Stored entries:
=====
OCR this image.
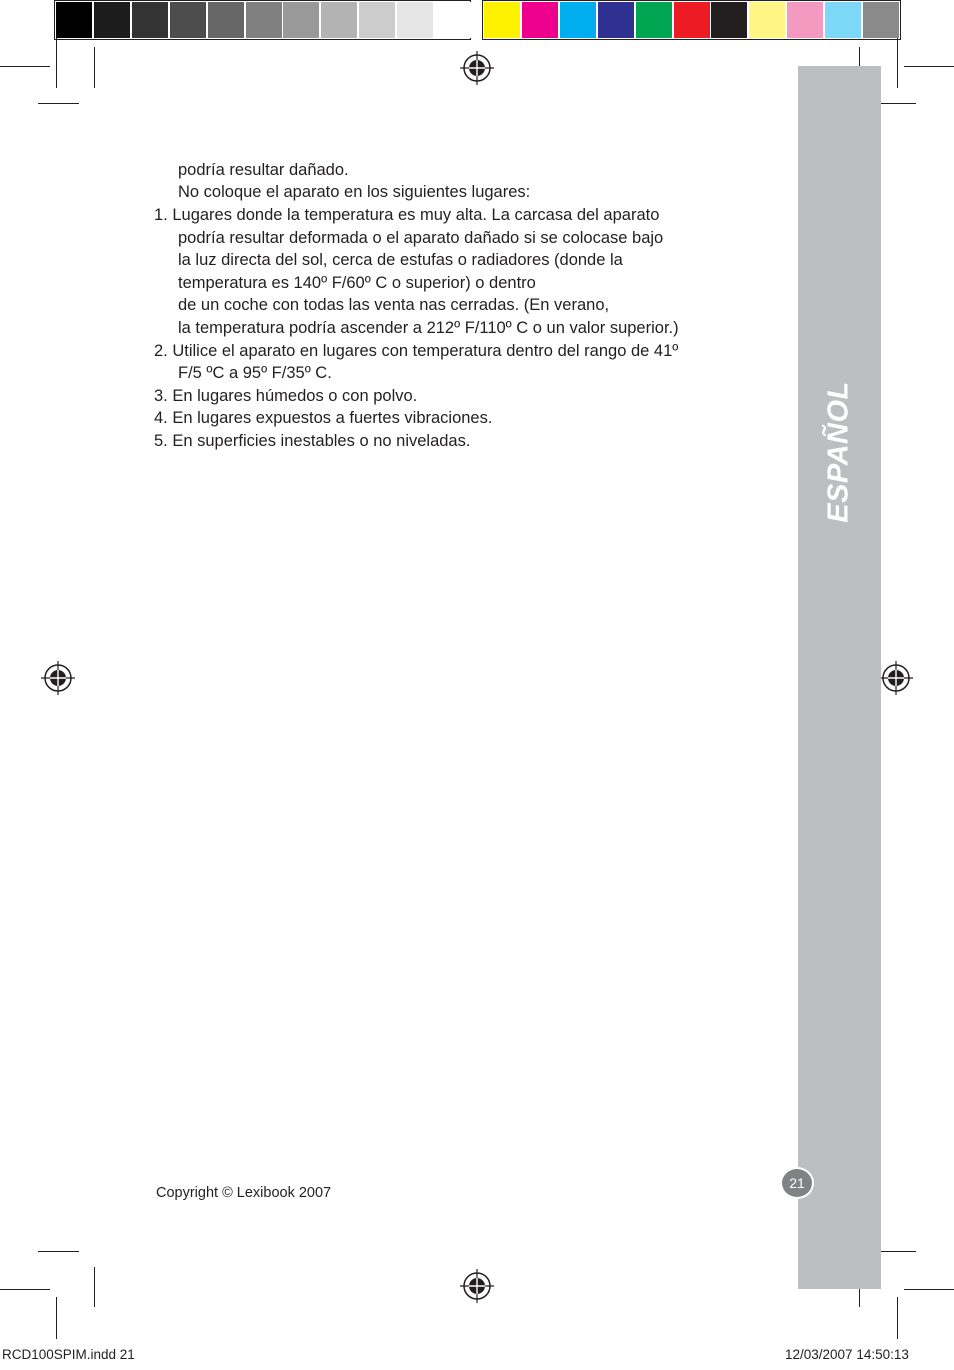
ESPAÑOL
podría resultar dañado.
No coloque el aparato en los siguientes lugares:
1. Lugares donde la temperatura es muy alta. La carcasa del aparato
podría resultar deformada o el aparato dañado si se colocase bajo
la luz directa del sol, cerca de estufas o radiadores (donde la
temperatura es 140º F/60º C o superior) o dentro
de un coche con todas las venta nas cerradas. (En verano,
la temperatura podría ascender a 212º F/110º C o un valor superior.)
2. Utilice el aparato en lugares con temperatura dentro del rango de 41º
F/5 ºC a 95º F/35º C.
3. En lugares húmedos o con polvo.
4. En lugares expuestos a fuertes vibraciones.
5. En superficies inestables o no niveladas.
Copyright © Lexibook 2007
21
RCD100SPIM.indd 21	12/03/2007 14:50:13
=====
What you have to do: Each line in the entries above that includes the string "donde" should be extracted.

Task answer:
1. Lugares donde la temperatura es muy alta. La carcasa del aparato
la luz directa del sol, cerca de estufas o radiadores (donde la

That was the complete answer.